TO DO> Pick out all lines in the listing holding the string "page" and copy them.

## BEGIN

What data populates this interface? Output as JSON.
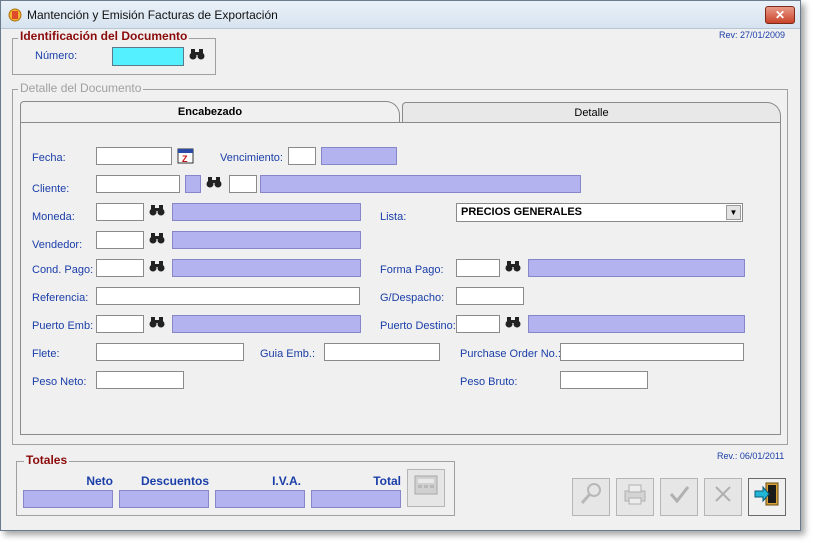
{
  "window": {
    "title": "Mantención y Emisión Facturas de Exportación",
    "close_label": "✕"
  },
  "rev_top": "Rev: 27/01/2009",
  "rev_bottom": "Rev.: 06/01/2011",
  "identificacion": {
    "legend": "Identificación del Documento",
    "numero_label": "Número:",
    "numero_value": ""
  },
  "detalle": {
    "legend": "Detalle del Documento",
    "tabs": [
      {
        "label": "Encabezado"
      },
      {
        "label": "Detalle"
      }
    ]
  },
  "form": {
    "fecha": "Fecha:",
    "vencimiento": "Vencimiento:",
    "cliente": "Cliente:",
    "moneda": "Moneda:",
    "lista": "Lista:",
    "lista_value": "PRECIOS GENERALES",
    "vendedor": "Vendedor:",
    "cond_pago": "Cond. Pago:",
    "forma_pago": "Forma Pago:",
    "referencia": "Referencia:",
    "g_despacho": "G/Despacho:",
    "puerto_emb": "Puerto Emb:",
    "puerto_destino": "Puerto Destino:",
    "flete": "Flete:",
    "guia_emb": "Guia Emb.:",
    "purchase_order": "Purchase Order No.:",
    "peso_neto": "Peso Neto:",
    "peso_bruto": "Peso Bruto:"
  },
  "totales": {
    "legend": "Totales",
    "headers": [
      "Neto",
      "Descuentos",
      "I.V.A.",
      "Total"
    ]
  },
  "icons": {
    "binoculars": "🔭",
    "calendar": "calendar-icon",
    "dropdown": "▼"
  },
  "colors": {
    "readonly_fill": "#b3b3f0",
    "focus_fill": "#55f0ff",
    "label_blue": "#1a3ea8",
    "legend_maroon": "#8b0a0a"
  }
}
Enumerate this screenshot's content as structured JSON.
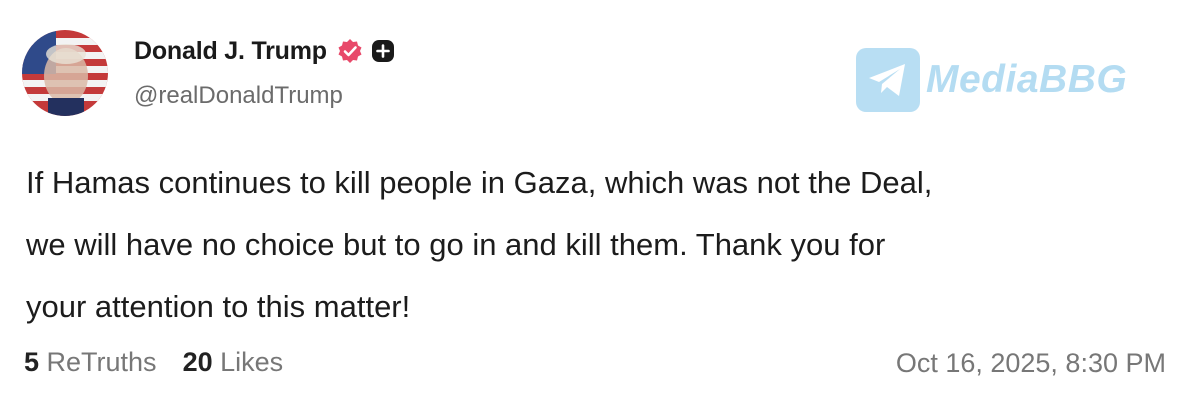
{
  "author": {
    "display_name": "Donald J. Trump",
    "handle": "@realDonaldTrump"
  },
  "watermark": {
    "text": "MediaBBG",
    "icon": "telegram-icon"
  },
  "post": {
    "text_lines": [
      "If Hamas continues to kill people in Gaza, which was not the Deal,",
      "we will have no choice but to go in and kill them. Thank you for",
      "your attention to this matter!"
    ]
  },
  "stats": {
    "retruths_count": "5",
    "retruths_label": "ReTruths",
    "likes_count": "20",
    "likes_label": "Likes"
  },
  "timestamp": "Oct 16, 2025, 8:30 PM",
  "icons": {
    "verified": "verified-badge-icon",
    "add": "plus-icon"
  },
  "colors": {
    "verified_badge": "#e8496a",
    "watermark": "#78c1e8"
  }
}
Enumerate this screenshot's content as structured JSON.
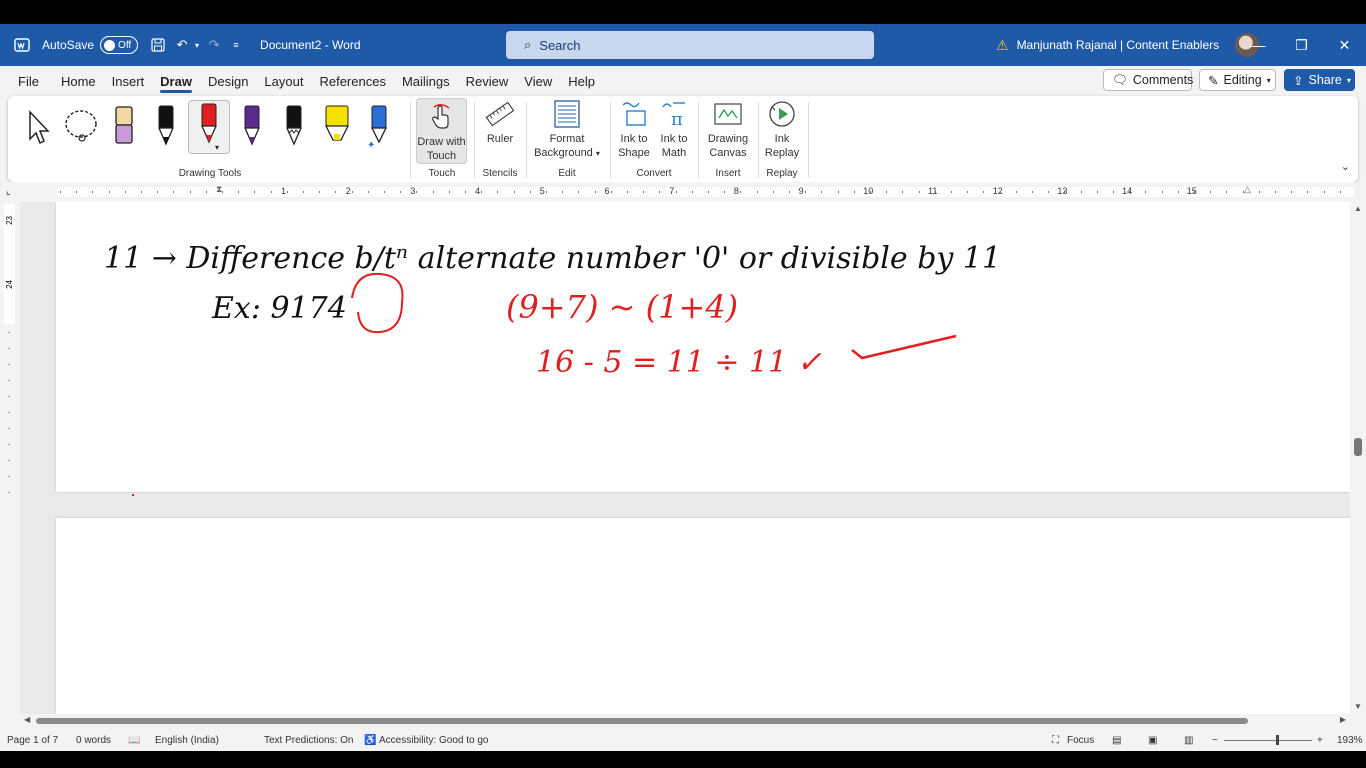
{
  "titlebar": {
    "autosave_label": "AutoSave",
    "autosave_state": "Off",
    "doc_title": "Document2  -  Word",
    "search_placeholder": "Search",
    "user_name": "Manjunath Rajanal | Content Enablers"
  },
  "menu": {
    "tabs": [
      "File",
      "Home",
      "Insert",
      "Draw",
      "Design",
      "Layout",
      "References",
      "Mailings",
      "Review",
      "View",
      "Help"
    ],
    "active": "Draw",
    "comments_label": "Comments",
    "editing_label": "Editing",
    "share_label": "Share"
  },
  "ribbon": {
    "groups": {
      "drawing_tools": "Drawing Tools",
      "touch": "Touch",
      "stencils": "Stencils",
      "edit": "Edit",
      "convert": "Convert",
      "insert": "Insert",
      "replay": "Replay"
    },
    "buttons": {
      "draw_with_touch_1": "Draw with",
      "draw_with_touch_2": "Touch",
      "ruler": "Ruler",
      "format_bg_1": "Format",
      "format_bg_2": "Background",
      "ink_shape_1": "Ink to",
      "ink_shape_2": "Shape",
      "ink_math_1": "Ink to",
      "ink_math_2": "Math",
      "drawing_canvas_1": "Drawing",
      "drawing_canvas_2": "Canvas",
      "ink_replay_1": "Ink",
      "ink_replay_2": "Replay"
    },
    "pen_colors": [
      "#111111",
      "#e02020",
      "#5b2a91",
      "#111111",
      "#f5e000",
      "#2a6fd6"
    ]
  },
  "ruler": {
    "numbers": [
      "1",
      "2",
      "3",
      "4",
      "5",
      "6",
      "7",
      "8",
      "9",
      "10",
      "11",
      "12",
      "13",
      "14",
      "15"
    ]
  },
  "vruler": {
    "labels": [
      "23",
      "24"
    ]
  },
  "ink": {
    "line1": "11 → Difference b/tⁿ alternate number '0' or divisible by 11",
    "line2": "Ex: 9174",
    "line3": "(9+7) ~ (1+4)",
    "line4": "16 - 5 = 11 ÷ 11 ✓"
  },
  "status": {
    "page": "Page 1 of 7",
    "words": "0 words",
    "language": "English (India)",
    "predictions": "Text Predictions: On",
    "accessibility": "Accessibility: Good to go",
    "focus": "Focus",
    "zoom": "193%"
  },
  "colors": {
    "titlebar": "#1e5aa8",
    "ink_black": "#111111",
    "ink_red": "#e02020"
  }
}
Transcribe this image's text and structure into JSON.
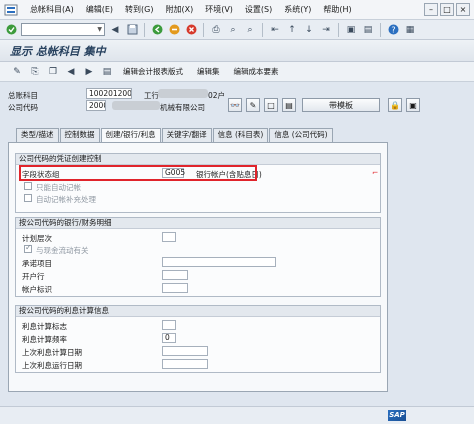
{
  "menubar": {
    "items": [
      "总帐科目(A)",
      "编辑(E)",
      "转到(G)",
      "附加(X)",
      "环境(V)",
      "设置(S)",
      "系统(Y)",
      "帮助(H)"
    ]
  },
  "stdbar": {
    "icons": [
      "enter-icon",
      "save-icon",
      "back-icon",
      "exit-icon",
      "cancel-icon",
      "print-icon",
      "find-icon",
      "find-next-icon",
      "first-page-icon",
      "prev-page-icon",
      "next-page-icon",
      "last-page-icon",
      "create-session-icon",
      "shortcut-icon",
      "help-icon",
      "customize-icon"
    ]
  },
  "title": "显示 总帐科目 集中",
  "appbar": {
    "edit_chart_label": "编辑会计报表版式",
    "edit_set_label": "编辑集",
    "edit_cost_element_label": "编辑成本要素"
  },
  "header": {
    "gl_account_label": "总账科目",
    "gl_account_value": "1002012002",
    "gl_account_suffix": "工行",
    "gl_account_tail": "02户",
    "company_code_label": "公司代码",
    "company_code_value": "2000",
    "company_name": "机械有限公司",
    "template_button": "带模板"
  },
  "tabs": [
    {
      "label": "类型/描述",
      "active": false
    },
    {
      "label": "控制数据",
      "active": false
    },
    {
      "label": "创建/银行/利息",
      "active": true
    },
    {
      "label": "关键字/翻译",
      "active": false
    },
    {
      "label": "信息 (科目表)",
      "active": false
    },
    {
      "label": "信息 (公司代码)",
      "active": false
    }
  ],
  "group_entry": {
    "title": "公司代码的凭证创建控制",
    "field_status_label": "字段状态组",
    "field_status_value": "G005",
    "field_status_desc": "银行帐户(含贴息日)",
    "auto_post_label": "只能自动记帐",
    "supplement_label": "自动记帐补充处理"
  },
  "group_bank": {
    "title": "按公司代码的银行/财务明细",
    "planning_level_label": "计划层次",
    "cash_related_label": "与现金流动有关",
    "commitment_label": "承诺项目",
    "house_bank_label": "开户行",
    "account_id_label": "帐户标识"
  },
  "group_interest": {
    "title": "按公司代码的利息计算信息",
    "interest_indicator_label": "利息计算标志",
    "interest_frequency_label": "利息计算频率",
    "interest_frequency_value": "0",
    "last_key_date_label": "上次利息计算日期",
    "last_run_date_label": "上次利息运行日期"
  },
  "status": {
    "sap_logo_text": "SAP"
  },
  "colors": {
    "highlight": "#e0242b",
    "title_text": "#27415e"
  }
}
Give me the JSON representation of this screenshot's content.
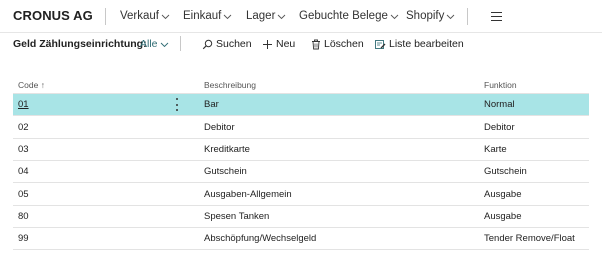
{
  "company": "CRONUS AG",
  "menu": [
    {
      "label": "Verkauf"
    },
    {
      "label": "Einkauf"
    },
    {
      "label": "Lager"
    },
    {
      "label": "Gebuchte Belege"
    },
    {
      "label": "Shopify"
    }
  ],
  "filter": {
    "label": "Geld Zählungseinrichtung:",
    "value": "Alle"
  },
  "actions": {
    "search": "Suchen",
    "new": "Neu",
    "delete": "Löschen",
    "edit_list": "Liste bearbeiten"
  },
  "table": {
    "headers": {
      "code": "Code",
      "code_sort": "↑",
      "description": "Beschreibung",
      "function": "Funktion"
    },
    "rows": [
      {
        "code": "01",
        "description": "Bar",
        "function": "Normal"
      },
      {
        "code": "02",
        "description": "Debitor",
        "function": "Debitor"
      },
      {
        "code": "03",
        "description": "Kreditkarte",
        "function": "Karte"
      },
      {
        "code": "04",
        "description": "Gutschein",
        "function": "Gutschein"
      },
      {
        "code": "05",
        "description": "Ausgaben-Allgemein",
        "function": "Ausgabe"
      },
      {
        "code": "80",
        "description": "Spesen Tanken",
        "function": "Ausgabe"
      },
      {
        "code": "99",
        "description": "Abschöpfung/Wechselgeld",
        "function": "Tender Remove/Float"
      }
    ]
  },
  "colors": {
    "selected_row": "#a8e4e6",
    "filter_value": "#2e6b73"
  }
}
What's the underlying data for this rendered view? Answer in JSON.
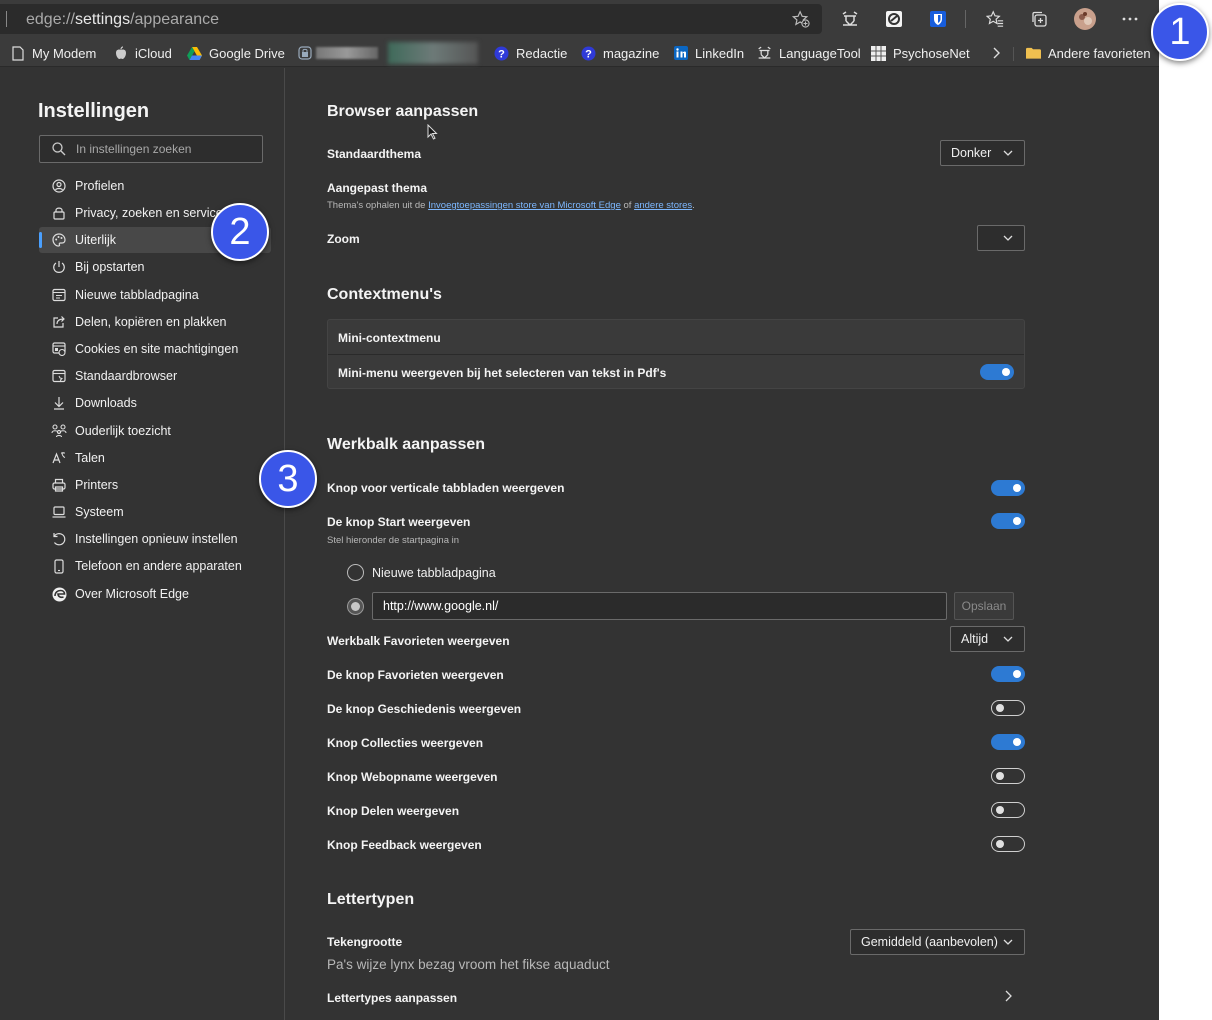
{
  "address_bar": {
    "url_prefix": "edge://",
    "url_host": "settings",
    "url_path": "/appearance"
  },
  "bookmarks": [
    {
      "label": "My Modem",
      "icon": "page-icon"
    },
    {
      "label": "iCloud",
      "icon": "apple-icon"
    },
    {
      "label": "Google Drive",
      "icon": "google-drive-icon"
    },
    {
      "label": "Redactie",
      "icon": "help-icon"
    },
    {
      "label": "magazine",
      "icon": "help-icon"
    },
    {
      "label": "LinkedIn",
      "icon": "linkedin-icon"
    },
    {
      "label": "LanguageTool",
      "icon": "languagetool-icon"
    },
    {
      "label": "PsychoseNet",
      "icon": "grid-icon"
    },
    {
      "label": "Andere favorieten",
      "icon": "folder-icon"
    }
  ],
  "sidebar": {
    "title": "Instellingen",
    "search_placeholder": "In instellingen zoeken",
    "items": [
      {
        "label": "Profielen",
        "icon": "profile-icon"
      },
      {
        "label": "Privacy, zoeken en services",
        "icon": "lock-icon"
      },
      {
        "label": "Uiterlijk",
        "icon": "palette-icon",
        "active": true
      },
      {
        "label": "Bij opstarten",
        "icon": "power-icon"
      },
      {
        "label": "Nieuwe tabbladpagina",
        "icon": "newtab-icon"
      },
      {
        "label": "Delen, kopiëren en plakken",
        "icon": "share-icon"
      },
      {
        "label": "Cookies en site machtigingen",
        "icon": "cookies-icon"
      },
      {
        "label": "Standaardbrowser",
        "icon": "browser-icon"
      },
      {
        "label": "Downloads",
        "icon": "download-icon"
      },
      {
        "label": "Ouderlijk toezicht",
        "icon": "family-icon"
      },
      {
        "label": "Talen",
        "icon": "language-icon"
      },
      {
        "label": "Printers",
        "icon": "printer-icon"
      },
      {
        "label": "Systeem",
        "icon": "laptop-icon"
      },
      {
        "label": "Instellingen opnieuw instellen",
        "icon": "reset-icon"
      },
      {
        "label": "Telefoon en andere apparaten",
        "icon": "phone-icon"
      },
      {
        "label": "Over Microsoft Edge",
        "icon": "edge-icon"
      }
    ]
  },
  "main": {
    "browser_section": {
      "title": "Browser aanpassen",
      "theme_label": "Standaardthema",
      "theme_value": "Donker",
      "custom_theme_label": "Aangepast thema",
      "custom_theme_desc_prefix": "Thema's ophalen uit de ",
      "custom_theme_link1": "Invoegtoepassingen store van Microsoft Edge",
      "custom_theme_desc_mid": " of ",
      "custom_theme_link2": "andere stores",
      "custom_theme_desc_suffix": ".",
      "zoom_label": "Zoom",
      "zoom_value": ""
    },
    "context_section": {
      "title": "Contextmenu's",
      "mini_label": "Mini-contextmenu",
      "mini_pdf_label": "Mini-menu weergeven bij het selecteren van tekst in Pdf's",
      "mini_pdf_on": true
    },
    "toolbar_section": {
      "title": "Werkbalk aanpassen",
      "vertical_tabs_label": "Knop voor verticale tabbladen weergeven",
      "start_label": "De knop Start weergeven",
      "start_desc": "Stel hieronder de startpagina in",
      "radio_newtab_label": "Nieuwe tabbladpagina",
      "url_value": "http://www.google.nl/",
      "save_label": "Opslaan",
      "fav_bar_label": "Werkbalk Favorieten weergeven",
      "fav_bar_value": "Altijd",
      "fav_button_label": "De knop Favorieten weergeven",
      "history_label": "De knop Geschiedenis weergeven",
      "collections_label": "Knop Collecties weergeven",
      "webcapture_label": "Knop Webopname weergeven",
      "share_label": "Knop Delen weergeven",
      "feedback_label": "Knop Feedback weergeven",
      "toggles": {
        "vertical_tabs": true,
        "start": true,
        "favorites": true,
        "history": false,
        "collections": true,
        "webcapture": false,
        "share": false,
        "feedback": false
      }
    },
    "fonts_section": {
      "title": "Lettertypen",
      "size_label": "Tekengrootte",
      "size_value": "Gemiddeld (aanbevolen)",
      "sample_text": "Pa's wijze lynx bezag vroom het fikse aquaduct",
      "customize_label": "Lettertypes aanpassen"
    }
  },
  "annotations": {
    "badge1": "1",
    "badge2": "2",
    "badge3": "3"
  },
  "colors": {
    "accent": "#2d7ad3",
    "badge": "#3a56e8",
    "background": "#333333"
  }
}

## END

PROBLEM SOLUTION>
    "page": "Page 1 of 7",
      "first-page-icon",
      "prev-page-icon",
      "next-page-icon",
      "last-page-icon",
      "icon": "page-icon"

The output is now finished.